Stated task
Repeat every record exactly, but keep images out of the copy.

* Start Listed entries *

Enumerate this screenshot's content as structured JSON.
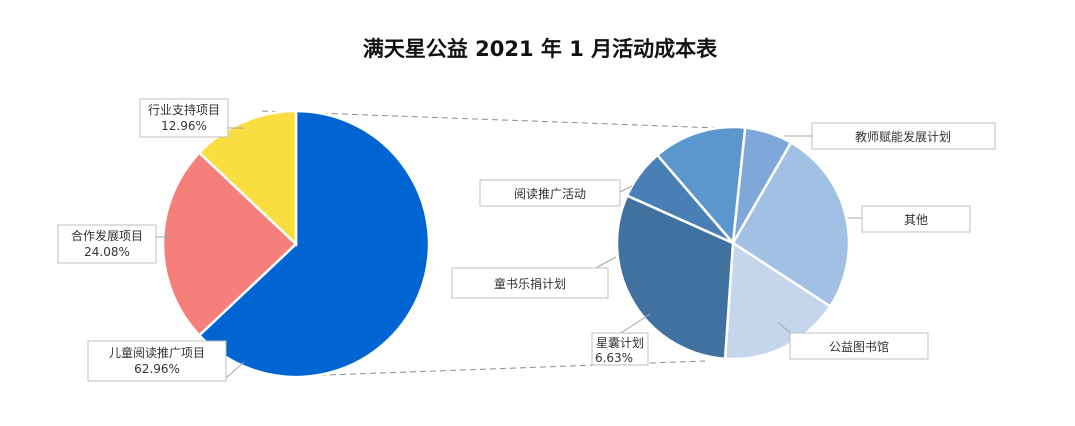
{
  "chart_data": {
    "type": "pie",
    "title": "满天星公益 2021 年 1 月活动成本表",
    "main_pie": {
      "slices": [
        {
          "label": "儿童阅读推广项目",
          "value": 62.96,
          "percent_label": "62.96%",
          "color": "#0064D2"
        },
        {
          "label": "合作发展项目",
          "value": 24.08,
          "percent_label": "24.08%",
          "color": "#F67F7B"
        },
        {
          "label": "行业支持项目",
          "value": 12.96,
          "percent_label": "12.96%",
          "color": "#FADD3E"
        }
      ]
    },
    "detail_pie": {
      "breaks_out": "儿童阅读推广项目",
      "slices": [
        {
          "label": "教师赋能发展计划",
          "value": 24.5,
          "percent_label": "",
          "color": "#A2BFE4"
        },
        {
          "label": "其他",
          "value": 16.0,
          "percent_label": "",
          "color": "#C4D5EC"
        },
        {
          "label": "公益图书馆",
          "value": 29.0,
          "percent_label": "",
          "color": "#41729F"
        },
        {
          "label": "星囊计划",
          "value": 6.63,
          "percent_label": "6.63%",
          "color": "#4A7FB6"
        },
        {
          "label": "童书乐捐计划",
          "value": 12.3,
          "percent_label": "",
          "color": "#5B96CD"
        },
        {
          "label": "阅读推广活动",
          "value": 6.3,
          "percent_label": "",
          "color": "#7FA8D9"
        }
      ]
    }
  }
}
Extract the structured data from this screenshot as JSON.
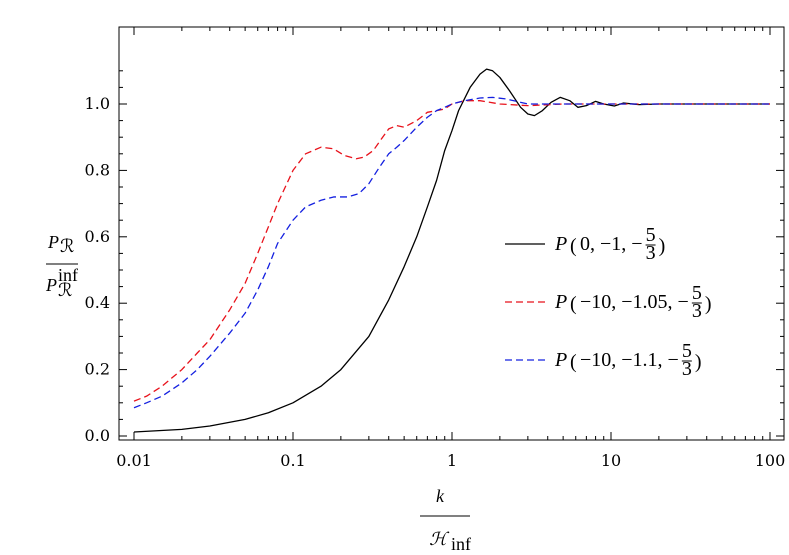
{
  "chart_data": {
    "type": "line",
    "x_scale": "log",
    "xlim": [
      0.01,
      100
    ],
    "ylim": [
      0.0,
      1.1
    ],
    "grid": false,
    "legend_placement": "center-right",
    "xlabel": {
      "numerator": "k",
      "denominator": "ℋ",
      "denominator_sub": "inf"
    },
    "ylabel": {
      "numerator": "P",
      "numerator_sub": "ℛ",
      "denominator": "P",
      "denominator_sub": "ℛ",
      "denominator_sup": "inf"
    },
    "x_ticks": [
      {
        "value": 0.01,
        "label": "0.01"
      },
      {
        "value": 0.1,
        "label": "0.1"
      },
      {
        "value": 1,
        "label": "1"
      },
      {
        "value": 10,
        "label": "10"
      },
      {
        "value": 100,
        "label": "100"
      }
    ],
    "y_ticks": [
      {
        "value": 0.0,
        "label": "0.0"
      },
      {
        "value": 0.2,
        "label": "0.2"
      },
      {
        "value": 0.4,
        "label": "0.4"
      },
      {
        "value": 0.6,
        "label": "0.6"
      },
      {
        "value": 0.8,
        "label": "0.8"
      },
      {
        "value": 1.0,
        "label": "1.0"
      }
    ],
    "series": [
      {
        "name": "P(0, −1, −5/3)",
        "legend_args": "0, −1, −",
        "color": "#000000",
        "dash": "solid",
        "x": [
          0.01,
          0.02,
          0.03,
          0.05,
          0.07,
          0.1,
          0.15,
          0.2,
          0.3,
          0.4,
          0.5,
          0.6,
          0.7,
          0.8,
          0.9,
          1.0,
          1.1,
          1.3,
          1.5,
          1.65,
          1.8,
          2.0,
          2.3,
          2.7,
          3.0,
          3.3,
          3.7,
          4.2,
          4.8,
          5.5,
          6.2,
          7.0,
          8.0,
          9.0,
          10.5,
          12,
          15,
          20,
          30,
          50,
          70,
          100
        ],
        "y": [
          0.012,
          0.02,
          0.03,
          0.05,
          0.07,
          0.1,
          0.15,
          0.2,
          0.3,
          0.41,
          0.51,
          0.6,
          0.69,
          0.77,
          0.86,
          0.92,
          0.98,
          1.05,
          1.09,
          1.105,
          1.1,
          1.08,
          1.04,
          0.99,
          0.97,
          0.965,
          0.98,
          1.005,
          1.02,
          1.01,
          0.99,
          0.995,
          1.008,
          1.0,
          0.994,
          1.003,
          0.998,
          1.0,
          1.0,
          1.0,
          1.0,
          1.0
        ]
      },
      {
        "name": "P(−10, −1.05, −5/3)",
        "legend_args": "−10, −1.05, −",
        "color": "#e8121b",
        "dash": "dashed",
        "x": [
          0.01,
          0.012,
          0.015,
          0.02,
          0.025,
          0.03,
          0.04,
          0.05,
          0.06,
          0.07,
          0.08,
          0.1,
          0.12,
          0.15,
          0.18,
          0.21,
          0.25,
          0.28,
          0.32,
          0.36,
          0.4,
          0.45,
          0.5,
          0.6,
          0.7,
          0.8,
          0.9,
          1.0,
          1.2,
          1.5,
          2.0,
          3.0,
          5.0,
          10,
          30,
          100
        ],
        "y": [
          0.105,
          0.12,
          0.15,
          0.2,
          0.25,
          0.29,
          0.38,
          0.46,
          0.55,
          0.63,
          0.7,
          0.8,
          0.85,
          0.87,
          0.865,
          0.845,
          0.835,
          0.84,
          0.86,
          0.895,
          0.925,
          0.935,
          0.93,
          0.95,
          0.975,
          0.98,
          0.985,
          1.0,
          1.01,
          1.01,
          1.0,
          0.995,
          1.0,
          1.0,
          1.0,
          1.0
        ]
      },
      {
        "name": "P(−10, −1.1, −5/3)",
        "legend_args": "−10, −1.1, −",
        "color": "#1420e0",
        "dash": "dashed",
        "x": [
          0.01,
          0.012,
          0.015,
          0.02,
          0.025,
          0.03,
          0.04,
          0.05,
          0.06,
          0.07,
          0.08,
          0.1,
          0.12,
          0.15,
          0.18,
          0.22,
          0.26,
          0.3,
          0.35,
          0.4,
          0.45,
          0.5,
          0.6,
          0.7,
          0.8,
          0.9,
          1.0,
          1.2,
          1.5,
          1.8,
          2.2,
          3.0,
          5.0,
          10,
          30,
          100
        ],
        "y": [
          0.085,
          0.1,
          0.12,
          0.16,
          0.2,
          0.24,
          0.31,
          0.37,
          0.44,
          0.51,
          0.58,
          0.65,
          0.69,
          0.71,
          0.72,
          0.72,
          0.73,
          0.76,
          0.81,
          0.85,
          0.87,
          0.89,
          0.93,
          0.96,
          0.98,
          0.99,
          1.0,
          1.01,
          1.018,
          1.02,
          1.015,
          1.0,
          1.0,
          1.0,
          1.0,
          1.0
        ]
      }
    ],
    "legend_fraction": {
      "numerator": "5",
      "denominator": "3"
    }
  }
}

* End Listed entries *

Exercise result
Enumerate this screenshot's content as structured JSON.
{
  "chart_data": {
    "type": "pie",
    "title": "满天星公益 2021 年 1 月活动成本表",
    "main_pie": {
      "slices": [
        {
          "label": "儿童阅读推广项目",
          "value": 62.96,
          "percent_label": "62.96%",
          "color": "#0064D2"
        },
        {
          "label": "合作发展项目",
          "value": 24.08,
          "percent_label": "24.08%",
          "color": "#F67F7B"
        },
        {
          "label": "行业支持项目",
          "value": 12.96,
          "percent_label": "12.96%",
          "color": "#FADD3E"
        }
      ]
    },
    "detail_pie": {
      "breaks_out": "儿童阅读推广项目",
      "slices": [
        {
          "label": "教师赋能发展计划",
          "value": 24.5,
          "percent_label": "",
          "color": "#A2BFE4"
        },
        {
          "label": "其他",
          "value": 16.0,
          "percent_label": "",
          "color": "#C4D5EC"
        },
        {
          "label": "公益图书馆",
          "value": 29.0,
          "percent_label": "",
          "color": "#41729F"
        },
        {
          "label": "星囊计划",
          "value": 6.63,
          "percent_label": "6.63%",
          "color": "#4A7FB6"
        },
        {
          "label": "童书乐捐计划",
          "value": 12.3,
          "percent_label": "",
          "color": "#5B96CD"
        },
        {
          "label": "阅读推广活动",
          "value": 6.3,
          "percent_label": "",
          "color": "#7FA8D9"
        }
      ]
    }
  }
}
Extract the structured data from this screenshot as JSON.
{
  "chart_data": {
    "type": "line",
    "x_scale": "log",
    "xlim": [
      0.01,
      100
    ],
    "ylim": [
      0.0,
      1.1
    ],
    "grid": false,
    "legend_placement": "center-right",
    "xlabel": {
      "numerator": "k",
      "denominator": "ℋ",
      "denominator_sub": "inf"
    },
    "ylabel": {
      "numerator": "P",
      "numerator_sub": "ℛ",
      "denominator": "P",
      "denominator_sub": "ℛ",
      "denominator_sup": "inf"
    },
    "x_ticks": [
      {
        "value": 0.01,
        "label": "0.01"
      },
      {
        "value": 0.1,
        "label": "0.1"
      },
      {
        "value": 1,
        "label": "1"
      },
      {
        "value": 10,
        "label": "10"
      },
      {
        "value": 100,
        "label": "100"
      }
    ],
    "y_ticks": [
      {
        "value": 0.0,
        "label": "0.0"
      },
      {
        "value": 0.2,
        "label": "0.2"
      },
      {
        "value": 0.4,
        "label": "0.4"
      },
      {
        "value": 0.6,
        "label": "0.6"
      },
      {
        "value": 0.8,
        "label": "0.8"
      },
      {
        "value": 1.0,
        "label": "1.0"
      }
    ],
    "series": [
      {
        "name": "P(0, −1, −5/3)",
        "legend_args": "0, −1, −",
        "color": "#000000",
        "dash": "solid",
        "x": [
          0.01,
          0.02,
          0.03,
          0.05,
          0.07,
          0.1,
          0.15,
          0.2,
          0.3,
          0.4,
          0.5,
          0.6,
          0.7,
          0.8,
          0.9,
          1.0,
          1.1,
          1.3,
          1.5,
          1.65,
          1.8,
          2.0,
          2.3,
          2.7,
          3.0,
          3.3,
          3.7,
          4.2,
          4.8,
          5.5,
          6.2,
          7.0,
          8.0,
          9.0,
          10.5,
          12,
          15,
          20,
          30,
          50,
          70,
          100
        ],
        "y": [
          0.012,
          0.02,
          0.03,
          0.05,
          0.07,
          0.1,
          0.15,
          0.2,
          0.3,
          0.41,
          0.51,
          0.6,
          0.69,
          0.77,
          0.86,
          0.92,
          0.98,
          1.05,
          1.09,
          1.105,
          1.1,
          1.08,
          1.04,
          0.99,
          0.97,
          0.965,
          0.98,
          1.005,
          1.02,
          1.01,
          0.99,
          0.995,
          1.008,
          1.0,
          0.994,
          1.003,
          0.998,
          1.0,
          1.0,
          1.0,
          1.0,
          1.0
        ]
      },
      {
        "name": "P(−10, −1.05, −5/3)",
        "legend_args": "−10, −1.05, −",
        "color": "#e8121b",
        "dash": "dashed",
        "x": [
          0.01,
          0.012,
          0.015,
          0.02,
          0.025,
          0.03,
          0.04,
          0.05,
          0.06,
          0.07,
          0.08,
          0.1,
          0.12,
          0.15,
          0.18,
          0.21,
          0.25,
          0.28,
          0.32,
          0.36,
          0.4,
          0.45,
          0.5,
          0.6,
          0.7,
          0.8,
          0.9,
          1.0,
          1.2,
          1.5,
          2.0,
          3.0,
          5.0,
          10,
          30,
          100
        ],
        "y": [
          0.105,
          0.12,
          0.15,
          0.2,
          0.25,
          0.29,
          0.38,
          0.46,
          0.55,
          0.63,
          0.7,
          0.8,
          0.85,
          0.87,
          0.865,
          0.845,
          0.835,
          0.84,
          0.86,
          0.895,
          0.925,
          0.935,
          0.93,
          0.95,
          0.975,
          0.98,
          0.985,
          1.0,
          1.01,
          1.01,
          1.0,
          0.995,
          1.0,
          1.0,
          1.0,
          1.0
        ]
      },
      {
        "name": "P(−10, −1.1, −5/3)",
        "legend_args": "−10, −1.1, −",
        "color": "#1420e0",
        "dash": "dashed",
        "x": [
          0.01,
          0.012,
          0.015,
          0.02,
          0.025,
          0.03,
          0.04,
          0.05,
          0.06,
          0.07,
          0.08,
          0.1,
          0.12,
          0.15,
          0.18,
          0.22,
          0.26,
          0.3,
          0.35,
          0.4,
          0.45,
          0.5,
          0.6,
          0.7,
          0.8,
          0.9,
          1.0,
          1.2,
          1.5,
          1.8,
          2.2,
          3.0,
          5.0,
          10,
          30,
          100
        ],
        "y": [
          0.085,
          0.1,
          0.12,
          0.16,
          0.2,
          0.24,
          0.31,
          0.37,
          0.44,
          0.51,
          0.58,
          0.65,
          0.69,
          0.71,
          0.72,
          0.72,
          0.73,
          0.76,
          0.81,
          0.85,
          0.87,
          0.89,
          0.93,
          0.96,
          0.98,
          0.99,
          1.0,
          1.01,
          1.018,
          1.02,
          1.015,
          1.0,
          1.0,
          1.0,
          1.0,
          1.0
        ]
      }
    ],
    "legend_fraction": {
      "numerator": "5",
      "denominator": "3"
    }
  }
}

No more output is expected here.